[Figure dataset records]
━━━━
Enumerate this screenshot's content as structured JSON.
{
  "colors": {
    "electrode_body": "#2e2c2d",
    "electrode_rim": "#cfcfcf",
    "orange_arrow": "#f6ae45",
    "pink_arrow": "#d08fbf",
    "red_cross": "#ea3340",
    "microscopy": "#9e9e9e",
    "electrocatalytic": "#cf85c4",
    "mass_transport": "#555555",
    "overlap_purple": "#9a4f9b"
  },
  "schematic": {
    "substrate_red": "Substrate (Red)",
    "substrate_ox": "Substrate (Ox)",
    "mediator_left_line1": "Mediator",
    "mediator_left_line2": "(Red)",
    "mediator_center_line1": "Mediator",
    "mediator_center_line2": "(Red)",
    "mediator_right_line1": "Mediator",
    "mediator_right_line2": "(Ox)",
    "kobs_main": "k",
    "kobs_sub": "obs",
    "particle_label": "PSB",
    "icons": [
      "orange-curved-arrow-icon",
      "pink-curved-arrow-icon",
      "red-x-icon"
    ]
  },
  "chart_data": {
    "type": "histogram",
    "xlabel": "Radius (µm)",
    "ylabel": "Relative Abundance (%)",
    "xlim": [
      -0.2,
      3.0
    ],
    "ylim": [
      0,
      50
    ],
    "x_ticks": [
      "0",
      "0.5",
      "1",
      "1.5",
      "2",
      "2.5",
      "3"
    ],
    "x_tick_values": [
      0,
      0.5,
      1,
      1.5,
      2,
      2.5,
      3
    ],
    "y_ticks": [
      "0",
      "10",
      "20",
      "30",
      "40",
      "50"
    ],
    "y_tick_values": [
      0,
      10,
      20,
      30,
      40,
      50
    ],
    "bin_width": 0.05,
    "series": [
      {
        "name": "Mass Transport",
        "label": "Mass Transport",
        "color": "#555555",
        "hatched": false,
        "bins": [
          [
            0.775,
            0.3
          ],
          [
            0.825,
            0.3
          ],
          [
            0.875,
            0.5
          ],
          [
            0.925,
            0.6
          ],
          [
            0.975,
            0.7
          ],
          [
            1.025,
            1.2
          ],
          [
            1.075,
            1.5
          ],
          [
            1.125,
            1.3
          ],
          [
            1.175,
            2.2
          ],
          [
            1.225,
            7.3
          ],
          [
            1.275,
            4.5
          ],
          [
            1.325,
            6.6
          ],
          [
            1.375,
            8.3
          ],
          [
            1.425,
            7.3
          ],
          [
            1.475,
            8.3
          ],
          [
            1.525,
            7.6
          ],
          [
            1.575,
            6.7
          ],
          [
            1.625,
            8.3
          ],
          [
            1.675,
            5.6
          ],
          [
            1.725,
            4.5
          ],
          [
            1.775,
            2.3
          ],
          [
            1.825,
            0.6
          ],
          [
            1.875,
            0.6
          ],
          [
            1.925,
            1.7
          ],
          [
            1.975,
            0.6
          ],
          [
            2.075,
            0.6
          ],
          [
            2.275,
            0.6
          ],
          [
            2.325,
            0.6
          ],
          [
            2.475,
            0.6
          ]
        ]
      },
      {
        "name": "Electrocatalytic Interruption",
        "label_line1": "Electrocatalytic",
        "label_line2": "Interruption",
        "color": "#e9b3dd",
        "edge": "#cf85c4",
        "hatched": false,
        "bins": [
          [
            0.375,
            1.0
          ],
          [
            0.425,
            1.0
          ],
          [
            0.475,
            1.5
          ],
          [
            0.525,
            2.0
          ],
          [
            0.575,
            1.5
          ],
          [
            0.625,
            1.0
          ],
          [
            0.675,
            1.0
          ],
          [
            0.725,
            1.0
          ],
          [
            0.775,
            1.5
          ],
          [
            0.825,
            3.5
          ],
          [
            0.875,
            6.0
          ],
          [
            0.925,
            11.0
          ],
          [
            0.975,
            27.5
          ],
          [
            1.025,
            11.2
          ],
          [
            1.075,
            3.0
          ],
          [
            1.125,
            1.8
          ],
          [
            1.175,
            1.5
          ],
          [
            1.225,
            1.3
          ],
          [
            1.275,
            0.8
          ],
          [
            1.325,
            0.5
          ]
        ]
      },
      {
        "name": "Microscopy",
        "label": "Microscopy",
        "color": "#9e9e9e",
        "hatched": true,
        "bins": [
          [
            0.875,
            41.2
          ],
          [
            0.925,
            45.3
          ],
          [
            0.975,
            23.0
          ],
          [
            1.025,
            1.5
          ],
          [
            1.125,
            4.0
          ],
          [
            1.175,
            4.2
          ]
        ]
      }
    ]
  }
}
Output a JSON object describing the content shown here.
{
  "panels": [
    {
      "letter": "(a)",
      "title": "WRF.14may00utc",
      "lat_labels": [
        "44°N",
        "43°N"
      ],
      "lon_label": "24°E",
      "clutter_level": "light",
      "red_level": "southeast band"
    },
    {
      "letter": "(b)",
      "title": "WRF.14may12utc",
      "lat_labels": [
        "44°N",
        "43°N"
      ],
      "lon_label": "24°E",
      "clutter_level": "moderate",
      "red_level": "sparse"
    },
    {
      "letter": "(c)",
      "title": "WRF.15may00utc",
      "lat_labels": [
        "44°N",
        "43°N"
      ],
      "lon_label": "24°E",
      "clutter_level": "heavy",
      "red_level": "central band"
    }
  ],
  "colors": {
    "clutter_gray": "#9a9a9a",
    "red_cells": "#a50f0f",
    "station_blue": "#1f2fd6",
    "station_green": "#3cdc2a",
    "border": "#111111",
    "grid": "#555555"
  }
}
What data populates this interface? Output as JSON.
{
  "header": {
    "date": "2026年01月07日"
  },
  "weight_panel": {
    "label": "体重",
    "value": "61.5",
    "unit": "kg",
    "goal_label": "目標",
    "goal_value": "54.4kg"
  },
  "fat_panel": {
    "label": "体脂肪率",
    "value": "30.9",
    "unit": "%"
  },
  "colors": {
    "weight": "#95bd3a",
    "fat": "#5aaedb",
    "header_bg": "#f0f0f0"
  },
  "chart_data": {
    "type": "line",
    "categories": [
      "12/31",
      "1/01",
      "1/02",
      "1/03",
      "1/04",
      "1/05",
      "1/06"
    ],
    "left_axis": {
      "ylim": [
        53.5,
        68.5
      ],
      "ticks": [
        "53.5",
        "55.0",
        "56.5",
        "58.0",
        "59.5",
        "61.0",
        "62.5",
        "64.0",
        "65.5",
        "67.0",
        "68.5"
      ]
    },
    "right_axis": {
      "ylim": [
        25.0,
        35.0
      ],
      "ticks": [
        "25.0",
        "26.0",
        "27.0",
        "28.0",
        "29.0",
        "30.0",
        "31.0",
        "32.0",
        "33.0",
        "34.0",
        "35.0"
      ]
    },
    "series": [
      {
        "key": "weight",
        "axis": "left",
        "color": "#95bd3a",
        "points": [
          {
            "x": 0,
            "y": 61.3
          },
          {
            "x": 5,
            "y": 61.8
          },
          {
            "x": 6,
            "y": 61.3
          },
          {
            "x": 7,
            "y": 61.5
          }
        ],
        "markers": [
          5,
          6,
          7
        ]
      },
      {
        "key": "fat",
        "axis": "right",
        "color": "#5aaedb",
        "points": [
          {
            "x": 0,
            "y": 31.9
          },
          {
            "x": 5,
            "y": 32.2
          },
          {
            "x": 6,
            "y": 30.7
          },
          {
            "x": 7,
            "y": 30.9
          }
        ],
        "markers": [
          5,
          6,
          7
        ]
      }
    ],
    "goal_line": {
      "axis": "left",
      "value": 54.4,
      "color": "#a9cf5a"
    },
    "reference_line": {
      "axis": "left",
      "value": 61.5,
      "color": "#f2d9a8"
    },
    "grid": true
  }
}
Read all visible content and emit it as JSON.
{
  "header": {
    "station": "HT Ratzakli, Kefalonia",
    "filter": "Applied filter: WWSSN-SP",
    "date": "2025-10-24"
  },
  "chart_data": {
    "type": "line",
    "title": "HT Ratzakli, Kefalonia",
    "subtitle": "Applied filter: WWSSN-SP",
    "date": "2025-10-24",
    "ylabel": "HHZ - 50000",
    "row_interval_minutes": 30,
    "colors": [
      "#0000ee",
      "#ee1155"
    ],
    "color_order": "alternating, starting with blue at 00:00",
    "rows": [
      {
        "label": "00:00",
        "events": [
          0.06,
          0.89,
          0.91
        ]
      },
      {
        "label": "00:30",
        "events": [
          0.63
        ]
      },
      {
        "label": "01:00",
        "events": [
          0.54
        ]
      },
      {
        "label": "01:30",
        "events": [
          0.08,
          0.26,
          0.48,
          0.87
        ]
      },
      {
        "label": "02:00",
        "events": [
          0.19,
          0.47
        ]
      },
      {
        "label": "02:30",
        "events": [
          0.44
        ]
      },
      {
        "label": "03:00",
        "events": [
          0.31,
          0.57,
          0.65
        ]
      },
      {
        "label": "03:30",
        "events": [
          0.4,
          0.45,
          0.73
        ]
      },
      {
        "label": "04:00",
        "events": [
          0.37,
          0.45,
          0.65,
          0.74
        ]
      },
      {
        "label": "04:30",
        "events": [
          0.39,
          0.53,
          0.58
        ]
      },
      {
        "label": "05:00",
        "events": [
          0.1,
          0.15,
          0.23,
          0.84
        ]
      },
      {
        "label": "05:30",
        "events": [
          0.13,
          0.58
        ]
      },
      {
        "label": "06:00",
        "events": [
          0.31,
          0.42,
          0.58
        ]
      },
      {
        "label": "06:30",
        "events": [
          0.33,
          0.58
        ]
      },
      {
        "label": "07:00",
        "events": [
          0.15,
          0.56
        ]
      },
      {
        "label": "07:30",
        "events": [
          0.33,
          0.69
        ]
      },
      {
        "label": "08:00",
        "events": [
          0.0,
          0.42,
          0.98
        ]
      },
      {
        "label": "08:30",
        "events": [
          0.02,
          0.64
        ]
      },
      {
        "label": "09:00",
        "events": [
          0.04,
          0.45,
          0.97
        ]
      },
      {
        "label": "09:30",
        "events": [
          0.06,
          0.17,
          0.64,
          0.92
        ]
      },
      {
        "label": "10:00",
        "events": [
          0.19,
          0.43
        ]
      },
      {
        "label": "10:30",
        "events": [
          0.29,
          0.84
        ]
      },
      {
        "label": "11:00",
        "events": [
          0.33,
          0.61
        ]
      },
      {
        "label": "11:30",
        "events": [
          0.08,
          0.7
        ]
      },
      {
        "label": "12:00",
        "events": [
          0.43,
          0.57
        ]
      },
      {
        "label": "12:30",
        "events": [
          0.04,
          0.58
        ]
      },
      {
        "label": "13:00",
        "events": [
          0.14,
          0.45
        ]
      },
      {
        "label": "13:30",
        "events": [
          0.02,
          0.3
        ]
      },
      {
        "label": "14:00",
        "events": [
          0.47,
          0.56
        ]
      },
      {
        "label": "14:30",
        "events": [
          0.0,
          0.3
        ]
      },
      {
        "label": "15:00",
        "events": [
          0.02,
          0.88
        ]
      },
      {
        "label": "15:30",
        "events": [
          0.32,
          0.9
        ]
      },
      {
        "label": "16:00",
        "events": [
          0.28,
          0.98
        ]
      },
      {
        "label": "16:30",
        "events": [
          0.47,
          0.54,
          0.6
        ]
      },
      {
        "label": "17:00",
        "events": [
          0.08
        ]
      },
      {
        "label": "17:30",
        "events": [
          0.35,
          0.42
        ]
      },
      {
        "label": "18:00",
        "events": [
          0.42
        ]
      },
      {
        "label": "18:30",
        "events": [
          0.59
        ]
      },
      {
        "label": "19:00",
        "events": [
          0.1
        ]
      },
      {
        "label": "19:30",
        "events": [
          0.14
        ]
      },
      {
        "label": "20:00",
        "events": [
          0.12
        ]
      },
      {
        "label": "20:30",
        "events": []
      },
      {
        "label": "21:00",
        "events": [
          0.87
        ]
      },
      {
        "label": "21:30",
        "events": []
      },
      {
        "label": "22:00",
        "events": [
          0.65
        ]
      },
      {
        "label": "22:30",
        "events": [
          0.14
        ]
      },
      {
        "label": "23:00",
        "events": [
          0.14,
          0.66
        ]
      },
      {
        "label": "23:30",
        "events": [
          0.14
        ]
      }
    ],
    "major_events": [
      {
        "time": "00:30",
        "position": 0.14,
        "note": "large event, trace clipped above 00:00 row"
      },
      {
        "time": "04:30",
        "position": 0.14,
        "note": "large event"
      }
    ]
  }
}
━━━━
AIM: Your answer should be a single number: how many lines of the material contain the word "note".

REPLY TO THE EXERCISE: 2